◆ EXTRAIT DU DOCUMENT ◆
Examen du partenariat pour la démocratie concernant le Parlement de la République kirghize
- Auteur(s) :
- Assemblée parlementaire
- Origine
- Discussion
par l’Assemblée le 23 juin 2022 (24e séance)
(voir Doc. 15526, rapport de la commission des questions politiques et
de la démocratie, rapporteur: M. Jacques Maire; et Doc. 15553, avis de la commission des questions juridiques et des
droits de l'homme, rapporteur: M. Serhii Kalchenko). Texte adopté par l’Assemblée le
23 juin 2022 (24e séance).
1. L’Assemblée parlementaire, en adoptant
la Résolution 1984 (2014) «La demande de statut de Partenaire pour
la démocratie auprès de l’Assemblée parlementaire présentée par
le Parlement de la République kirghize» le 8 avril 2014, a octroyé
le statut de partenaire pour la démocratie au Parlement de la République
kirghize. Ce dernier est ainsi devenu le troisième parlement, et
le premier en Asie centrale, à se voir attribuer ce statut mis en
place par l’Assemblée en 2009 dans le but de développer la coopération institutionnelle
avec les parlements d’États voisins du Conseil de l’Europe.
2. Lors du dépôt de sa demande officielle, le Parlement de la
République kirghize a déclaré partager les valeurs défendues par
le Conseil de l’Europe et a pris une série d’engagements politiques,
conformément à l’article 64.2 du Règlement de l’Assemblée. Ces engagements
sont énoncés au paragraphe 4 de la Résolution 1984 (2014).
3. En outre, l’Assemblée a estimé, au paragraphe 15 de la résolution
susmentionnée, qu’un certain nombre de mesures spécifiques étaient
essentielles pour renforcer la démocratie, l’État de droit et le
respect des droits humains et des libertés fondamentales au Kirghizstan.

◆ CONSIGNES ◆
1) Mettez à jour le texte sur le partenariat pour la démocratie en reprenant le passage de "3. En outre, l’Assemblée" à "fondamentales au Kirghizstan.", avec "la prééminence du droit" à la place de "l’État de droit".
2) D'après le texte sur le partenariat pour la démocratie, en quelle année l'Assemblée a-t-elle mis en place le statut de partenaire pour la démocratie ?
3) Poursuivez le texte sur le partenariat pour la démocratie à partir de sa dernière phrase.

◆ LIGNES RÉPERTORIÉES ◆
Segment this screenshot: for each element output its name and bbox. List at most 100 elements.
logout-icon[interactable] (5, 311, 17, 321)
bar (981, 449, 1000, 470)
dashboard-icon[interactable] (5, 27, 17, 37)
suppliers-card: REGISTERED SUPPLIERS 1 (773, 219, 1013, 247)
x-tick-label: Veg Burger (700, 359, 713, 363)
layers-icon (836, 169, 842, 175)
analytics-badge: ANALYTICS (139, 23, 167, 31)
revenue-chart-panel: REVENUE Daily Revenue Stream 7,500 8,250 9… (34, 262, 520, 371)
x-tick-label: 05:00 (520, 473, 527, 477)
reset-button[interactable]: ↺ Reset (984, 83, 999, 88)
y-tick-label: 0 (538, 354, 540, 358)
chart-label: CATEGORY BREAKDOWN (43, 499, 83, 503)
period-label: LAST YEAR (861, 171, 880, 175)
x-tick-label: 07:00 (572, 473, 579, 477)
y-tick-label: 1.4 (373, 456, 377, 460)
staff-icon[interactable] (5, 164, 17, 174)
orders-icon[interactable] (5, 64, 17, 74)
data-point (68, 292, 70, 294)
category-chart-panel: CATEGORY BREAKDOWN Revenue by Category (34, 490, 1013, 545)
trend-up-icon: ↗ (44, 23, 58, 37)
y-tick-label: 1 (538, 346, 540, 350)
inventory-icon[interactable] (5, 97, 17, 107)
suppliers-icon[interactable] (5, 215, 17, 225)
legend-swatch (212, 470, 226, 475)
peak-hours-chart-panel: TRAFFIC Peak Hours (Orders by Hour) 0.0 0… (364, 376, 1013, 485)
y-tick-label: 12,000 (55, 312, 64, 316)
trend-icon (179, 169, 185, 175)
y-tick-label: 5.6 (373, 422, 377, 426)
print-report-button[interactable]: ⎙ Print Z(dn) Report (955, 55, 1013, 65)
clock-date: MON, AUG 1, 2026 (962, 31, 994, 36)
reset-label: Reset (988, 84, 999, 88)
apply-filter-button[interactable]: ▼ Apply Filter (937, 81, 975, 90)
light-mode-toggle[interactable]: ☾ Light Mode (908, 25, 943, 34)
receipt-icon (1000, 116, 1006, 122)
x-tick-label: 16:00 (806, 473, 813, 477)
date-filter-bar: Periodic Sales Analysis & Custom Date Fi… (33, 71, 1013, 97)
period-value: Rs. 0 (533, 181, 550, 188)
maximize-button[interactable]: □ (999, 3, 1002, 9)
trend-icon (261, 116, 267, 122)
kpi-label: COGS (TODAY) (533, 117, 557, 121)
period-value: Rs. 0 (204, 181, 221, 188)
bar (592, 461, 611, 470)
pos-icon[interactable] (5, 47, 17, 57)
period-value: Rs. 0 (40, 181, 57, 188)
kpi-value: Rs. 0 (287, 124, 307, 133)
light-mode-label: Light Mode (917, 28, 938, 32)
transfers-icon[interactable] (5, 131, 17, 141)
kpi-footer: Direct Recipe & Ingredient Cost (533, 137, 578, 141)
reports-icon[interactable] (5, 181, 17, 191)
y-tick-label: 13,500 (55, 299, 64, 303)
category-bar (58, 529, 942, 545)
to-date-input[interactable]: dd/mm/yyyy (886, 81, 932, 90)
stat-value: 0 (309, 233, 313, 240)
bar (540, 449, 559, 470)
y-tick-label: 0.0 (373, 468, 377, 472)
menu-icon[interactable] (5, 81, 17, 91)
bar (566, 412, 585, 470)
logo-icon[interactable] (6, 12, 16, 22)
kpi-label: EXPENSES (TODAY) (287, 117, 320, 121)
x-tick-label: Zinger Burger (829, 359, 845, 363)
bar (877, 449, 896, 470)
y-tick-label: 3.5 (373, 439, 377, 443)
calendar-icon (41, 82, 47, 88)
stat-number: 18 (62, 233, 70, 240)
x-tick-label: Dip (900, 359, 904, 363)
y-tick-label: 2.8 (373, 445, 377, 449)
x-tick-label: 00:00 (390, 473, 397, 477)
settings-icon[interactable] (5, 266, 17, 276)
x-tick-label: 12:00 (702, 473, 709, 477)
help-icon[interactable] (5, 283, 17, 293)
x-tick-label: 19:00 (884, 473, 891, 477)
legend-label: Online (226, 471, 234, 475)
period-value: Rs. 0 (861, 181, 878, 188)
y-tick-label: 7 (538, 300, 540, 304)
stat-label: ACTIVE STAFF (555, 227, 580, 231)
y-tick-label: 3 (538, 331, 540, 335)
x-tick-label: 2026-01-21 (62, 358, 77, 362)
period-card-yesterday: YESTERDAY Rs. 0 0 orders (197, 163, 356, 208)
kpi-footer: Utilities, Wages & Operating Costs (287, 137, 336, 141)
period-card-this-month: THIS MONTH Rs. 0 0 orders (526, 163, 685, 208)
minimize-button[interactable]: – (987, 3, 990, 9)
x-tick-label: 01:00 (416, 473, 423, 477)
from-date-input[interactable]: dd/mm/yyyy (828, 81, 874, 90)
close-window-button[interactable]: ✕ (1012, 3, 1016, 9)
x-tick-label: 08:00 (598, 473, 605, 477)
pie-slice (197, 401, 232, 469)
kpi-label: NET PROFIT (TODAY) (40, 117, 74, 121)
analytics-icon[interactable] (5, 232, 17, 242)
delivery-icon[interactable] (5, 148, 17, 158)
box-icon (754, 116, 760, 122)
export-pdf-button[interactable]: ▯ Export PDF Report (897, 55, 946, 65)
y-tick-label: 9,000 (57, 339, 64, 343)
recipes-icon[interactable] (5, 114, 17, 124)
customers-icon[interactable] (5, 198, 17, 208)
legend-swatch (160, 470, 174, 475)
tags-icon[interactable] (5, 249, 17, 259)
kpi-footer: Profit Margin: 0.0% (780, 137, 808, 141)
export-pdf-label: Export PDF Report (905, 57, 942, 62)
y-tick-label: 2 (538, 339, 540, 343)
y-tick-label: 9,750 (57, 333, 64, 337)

◆ RÉPONSES SUCCESSIVES ◆
1)
3. En outre, l’Assemblée a estimé, au paragraphe 15 de la résolution
susmentionnée, qu’un certain nombre de mesures spécifiques étaient
essentielles pour renforcer la démocratie, la prééminence du droit et le
respect des droits humains et des libertés fondamentales au Kirghizstan.

2) En 2009.

3)
Elle a souligné que l’avancement des réformes était le but principal
du partenariat pour la démocratie et constituait le critère d’évaluation
de son efficacité.
4. Huit ans après l’octroi de ce statut, l’Assemblée constate
l’évolution pour le moins controversée de la situation politique
et institutionnelle du pays et dresse un bilan mitigé de son partenariat
avec le Parlement de la République kirghize.
5. Elle regrette en particulier que le parlement n’ait pas su
profiter des possibilités offertes par le partenariat pour faire
avancer les réformes démocratiques dans le pays, se rapprocher de
l’espace juridique européen commun et contribuer au dialogue politique.
6. L’Assemblée regrette également que, depuis l’octroi du statut
de partenaire pour la démocratie, la République kirghize n’ait adhéré
à aucune convention ou accord partiel du Conseil de l’Europe, comme
elle s’y était pourtant engagée.
7. L’Assemblée note également que la crise politique au Kirghizstan,
qui a eu lieu après les élections d’octobre 2020, a montré les faiblesses
et les défaillances des institutions démocratiques dans le pays.
La réforme constitutionnelle engagée à la suite de cette crise a
profondément modifié l’équilibre institutionnel du pays, a élargi
les pouvoirs du nouveau Président, et a modifié la structure et
réduit les pouvoirs du parlement.
8. Dans ce contexte, l’Assemblée déplore que les autorités du
Kirghizstan n’aient pas pris en compte les recommandations formulées
par la Commission européenne pour la démocratie par le droit (Commission
de Venise) dans son Mémoire amicus curiae urgent
sur le report des élections motivé par la réforme constitutionnelle
(11 décembre 2020) et dans son Avis conjoint avec le Bureau des
institutions démocratiques et des droits de l’homme de l’Organisation
sur la sécurité et la coopération en Europe (OSCE/BIDDH) sur le projet
de Constitution de la République kirghize (no 1021/2021,
19 mars 2021).
9. L’Assemblée prend également note du résultat des élections
législatives de novembre 2021, observées par une commission ad hoc
du Bureau de l’Assemblée, et de la formation d’un nouveau parlement
en décembre 2021. Elle regrette que les changements apportés au
système et à la législation électoraux, introduits à quelques jours
seulement du début de la campagne, aient privé une grande partie
de la population, notamment les femmes et les jeunes, du droit d’être
élue au parlement.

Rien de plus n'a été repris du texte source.